What you will do —
Copy out all the lines where "Best" shows up.

(Extracts from a graphics dataset)

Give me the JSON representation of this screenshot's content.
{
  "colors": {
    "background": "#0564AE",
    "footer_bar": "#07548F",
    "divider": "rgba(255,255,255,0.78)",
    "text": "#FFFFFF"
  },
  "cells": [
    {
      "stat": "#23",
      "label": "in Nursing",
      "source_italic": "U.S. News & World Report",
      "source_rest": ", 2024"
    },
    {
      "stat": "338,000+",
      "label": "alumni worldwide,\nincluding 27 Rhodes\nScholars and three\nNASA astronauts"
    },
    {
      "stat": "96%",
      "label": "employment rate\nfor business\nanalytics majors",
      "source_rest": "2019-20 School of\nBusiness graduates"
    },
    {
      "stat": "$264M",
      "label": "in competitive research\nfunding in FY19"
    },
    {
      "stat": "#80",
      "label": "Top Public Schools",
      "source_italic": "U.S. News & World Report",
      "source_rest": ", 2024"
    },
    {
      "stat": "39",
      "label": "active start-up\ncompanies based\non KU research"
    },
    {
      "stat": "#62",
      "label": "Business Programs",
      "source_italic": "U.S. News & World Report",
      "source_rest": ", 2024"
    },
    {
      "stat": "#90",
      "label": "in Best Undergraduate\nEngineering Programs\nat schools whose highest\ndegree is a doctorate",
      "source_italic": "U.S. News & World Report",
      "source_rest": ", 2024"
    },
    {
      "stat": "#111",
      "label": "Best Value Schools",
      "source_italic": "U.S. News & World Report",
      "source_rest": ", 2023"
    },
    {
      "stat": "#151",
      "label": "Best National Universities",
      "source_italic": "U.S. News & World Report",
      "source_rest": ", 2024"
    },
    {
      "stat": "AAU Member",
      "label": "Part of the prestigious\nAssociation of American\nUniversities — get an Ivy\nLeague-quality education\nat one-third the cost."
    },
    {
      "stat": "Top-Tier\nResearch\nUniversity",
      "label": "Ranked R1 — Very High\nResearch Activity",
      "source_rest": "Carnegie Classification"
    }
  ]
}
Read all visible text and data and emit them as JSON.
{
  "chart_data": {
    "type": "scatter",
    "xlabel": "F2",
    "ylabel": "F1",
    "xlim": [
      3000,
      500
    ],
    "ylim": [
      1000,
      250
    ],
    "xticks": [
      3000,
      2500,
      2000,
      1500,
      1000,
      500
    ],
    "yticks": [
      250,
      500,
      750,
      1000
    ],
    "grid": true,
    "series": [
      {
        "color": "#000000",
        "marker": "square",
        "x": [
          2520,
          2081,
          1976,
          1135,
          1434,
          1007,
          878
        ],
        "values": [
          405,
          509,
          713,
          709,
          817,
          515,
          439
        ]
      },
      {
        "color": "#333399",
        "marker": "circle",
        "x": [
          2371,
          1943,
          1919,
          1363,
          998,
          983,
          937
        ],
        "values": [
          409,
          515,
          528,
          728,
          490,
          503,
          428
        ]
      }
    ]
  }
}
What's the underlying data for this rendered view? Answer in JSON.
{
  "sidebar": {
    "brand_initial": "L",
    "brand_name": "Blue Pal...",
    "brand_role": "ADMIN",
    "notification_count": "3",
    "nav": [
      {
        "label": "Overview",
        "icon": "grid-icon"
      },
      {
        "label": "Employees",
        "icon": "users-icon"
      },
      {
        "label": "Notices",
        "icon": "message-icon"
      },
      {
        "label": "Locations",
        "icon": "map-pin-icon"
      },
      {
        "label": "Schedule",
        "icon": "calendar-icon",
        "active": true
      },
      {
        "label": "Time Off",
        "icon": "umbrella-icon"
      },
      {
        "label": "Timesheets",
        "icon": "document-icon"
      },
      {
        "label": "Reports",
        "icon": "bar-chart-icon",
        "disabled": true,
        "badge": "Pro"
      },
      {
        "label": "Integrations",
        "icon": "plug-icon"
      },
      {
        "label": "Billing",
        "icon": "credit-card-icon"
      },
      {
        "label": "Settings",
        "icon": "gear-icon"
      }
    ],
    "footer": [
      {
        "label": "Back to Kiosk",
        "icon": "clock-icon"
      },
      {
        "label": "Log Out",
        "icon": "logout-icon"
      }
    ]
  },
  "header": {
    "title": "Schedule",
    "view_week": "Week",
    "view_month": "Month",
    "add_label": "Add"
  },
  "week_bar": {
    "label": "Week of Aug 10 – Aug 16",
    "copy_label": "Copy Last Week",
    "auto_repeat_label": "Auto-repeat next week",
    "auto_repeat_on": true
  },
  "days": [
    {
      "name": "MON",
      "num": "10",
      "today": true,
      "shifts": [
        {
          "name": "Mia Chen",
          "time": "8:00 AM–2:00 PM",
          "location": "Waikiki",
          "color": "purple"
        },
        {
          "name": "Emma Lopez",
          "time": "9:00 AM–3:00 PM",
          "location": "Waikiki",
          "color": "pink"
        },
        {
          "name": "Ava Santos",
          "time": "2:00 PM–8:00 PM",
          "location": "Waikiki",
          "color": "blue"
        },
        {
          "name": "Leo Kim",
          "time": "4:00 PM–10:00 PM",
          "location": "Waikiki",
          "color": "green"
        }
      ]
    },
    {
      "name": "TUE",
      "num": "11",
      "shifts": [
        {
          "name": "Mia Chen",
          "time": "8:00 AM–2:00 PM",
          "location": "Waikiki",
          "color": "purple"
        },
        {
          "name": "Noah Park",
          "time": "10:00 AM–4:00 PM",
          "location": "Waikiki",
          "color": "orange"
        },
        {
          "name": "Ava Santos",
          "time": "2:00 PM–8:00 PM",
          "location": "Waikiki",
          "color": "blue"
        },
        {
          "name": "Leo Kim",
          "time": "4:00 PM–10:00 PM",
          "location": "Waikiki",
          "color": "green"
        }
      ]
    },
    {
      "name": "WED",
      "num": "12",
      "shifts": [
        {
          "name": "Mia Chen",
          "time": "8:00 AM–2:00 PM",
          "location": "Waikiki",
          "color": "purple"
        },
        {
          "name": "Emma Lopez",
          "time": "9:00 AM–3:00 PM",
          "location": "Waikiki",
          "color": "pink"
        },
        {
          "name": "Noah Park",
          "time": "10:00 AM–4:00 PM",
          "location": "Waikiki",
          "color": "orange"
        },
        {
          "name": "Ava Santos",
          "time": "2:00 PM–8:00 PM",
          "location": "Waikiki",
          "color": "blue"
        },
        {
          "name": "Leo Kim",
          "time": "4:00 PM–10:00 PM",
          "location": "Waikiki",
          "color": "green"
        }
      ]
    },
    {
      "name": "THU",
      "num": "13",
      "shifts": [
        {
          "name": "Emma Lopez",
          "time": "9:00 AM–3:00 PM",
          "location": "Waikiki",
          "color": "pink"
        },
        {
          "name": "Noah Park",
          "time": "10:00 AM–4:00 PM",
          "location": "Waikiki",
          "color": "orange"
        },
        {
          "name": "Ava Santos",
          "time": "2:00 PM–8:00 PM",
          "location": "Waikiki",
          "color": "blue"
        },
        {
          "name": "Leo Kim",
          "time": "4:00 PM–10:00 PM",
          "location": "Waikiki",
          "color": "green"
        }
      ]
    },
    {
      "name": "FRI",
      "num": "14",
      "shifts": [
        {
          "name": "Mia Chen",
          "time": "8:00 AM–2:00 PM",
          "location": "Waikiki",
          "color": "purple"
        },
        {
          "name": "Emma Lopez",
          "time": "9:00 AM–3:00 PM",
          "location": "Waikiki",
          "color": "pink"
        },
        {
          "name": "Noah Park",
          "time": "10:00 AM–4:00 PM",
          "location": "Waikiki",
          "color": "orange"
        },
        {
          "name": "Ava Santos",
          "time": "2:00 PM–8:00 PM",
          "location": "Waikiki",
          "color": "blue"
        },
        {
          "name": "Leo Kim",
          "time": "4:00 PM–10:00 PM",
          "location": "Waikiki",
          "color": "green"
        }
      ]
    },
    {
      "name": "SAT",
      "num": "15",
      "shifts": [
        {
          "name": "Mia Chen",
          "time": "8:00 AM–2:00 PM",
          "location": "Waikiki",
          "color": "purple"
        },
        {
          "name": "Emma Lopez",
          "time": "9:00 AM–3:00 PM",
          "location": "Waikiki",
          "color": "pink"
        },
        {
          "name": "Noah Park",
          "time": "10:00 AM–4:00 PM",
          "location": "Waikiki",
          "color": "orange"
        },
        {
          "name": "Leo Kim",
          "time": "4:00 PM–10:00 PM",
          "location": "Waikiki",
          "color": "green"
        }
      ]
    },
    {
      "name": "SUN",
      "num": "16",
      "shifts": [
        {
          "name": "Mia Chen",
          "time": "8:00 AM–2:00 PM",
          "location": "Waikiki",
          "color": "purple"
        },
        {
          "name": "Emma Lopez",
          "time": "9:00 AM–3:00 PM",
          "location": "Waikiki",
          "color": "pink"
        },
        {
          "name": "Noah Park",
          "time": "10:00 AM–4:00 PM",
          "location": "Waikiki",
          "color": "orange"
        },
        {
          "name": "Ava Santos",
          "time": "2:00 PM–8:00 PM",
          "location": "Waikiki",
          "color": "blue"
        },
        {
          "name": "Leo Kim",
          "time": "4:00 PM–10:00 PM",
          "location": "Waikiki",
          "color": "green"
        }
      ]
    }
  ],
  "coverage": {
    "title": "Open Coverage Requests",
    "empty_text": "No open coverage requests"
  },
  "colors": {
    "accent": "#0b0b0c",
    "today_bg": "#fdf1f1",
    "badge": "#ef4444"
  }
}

Reply to the task —
      "label": "in Best Undergraduate\nEngineering Programs\nat schools whose highest\ndegree is a doctorate",
      "label": "Best Value Schools",
      "label": "Best National Universities",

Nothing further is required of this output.